**Your objective:** Collect all lines below with the string "screenshot".

[Chart and figure data]
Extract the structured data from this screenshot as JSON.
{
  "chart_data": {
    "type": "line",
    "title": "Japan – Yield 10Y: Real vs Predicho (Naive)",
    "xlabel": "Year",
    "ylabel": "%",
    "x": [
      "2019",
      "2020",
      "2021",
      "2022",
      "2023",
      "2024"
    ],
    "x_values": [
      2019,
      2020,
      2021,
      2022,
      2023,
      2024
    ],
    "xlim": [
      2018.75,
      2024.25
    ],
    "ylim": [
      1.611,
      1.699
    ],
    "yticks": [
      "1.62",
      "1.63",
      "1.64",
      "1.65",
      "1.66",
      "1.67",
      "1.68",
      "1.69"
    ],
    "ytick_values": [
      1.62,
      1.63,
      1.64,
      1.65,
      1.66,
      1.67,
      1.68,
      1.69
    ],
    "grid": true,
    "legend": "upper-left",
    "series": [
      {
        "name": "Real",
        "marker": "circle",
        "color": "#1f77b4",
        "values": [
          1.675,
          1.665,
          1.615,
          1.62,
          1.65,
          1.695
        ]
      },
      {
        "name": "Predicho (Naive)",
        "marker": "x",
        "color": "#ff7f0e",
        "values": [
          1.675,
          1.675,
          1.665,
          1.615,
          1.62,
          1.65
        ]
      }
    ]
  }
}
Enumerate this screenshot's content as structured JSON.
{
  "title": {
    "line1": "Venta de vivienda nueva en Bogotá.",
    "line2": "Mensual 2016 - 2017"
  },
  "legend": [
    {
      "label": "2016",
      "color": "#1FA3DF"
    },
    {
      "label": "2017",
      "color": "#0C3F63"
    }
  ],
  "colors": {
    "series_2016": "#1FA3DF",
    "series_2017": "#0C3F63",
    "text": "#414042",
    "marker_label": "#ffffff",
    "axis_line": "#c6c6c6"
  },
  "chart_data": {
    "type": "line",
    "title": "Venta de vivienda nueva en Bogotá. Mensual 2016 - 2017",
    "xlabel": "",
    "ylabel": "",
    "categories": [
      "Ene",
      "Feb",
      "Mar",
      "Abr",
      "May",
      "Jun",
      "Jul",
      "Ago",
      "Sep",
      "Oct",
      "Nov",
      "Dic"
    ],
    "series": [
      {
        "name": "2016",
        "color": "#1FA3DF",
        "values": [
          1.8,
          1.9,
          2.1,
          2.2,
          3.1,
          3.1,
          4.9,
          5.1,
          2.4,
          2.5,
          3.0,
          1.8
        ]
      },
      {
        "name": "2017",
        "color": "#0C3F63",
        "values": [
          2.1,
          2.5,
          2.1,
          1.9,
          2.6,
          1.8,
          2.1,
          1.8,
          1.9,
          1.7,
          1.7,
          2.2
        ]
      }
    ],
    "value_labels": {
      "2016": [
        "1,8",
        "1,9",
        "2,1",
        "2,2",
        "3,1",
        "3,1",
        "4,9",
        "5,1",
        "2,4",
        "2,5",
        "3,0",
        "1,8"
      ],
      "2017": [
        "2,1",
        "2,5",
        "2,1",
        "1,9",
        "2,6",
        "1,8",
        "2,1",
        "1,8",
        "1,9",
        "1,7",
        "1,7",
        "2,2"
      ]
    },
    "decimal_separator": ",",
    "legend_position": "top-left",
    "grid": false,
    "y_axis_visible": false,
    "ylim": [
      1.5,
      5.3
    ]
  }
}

---

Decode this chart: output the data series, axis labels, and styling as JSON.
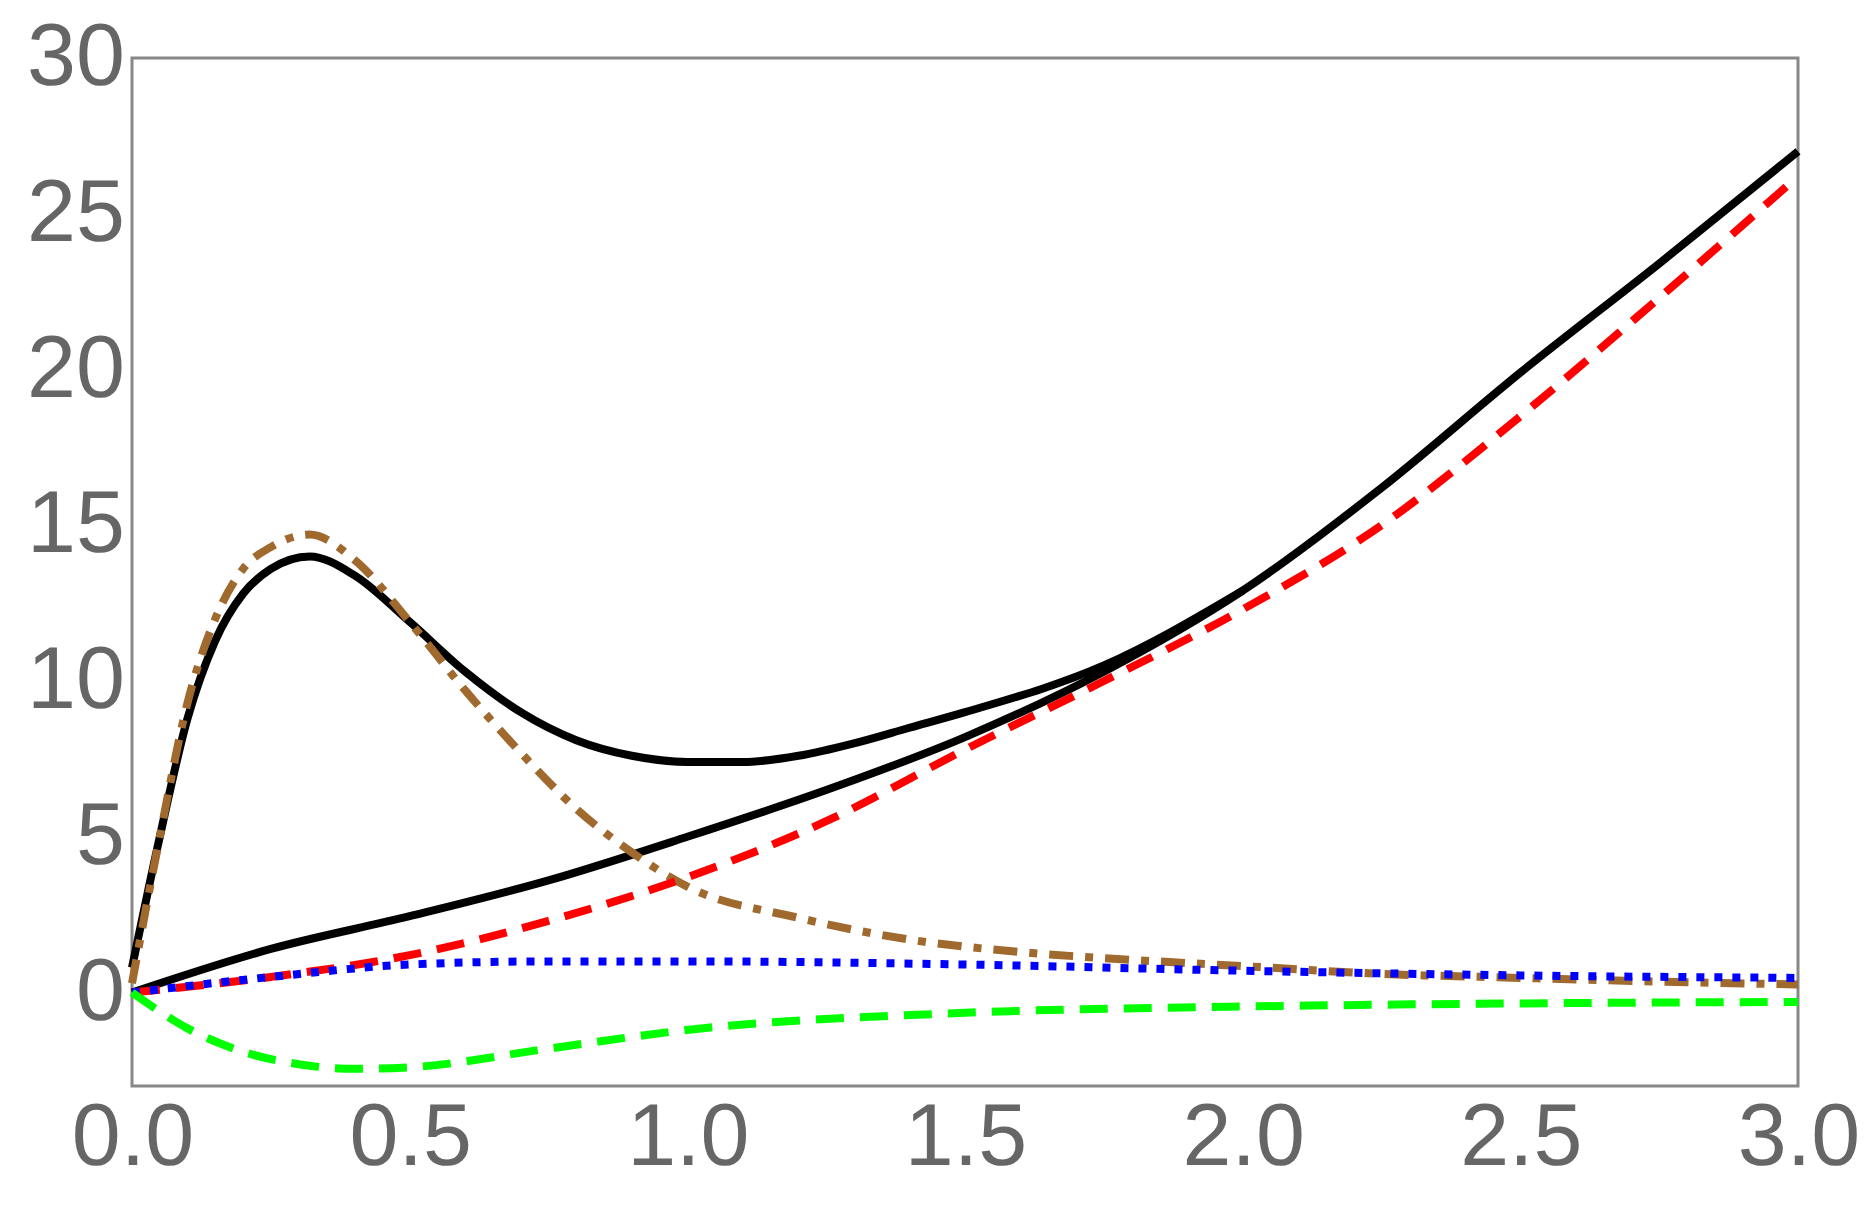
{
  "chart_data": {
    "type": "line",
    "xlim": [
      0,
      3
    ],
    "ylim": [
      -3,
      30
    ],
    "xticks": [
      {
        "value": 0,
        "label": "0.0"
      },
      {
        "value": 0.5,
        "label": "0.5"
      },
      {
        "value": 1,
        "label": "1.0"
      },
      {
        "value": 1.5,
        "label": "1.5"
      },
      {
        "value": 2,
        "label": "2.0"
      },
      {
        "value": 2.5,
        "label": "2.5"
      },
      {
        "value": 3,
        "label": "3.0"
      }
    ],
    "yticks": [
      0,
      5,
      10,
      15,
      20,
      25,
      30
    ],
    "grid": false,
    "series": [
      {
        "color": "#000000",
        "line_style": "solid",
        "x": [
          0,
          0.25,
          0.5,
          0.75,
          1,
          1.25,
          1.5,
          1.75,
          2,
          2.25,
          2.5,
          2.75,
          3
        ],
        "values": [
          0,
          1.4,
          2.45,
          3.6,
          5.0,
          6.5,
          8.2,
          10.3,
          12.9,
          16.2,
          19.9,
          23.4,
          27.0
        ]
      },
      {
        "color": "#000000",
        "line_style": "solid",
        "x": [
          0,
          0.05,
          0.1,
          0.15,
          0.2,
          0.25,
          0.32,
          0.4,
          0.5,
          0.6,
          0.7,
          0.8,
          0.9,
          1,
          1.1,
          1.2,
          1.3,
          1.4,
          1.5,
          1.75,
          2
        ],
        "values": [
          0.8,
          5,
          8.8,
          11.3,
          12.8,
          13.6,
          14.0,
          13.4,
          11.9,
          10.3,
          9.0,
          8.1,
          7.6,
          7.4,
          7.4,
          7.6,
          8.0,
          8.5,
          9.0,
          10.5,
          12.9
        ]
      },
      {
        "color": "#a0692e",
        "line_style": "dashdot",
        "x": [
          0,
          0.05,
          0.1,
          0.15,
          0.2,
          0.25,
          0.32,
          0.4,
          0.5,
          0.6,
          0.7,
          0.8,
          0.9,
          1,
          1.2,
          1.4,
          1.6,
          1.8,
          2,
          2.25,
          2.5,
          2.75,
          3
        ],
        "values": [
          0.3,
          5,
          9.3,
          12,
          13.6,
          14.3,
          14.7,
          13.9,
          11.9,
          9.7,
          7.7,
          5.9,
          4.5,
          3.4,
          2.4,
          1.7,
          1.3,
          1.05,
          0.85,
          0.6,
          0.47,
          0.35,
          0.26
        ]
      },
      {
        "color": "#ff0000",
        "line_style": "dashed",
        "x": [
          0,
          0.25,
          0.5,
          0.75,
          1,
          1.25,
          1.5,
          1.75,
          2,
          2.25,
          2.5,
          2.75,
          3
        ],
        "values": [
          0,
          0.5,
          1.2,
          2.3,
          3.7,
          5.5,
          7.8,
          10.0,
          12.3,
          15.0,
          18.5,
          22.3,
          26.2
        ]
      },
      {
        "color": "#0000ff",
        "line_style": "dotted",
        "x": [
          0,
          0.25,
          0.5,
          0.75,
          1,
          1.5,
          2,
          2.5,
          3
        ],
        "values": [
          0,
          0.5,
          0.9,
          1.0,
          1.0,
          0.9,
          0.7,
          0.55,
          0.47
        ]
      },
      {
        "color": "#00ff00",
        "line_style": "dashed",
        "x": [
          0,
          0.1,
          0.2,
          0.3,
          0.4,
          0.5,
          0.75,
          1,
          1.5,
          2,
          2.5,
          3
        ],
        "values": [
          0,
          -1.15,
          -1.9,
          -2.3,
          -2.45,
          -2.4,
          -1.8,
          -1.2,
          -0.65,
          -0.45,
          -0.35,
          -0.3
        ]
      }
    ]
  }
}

**Task response:**
Extract the structured data from this screenshot as JSON.
Enumerate this screenshot's content as structured JSON.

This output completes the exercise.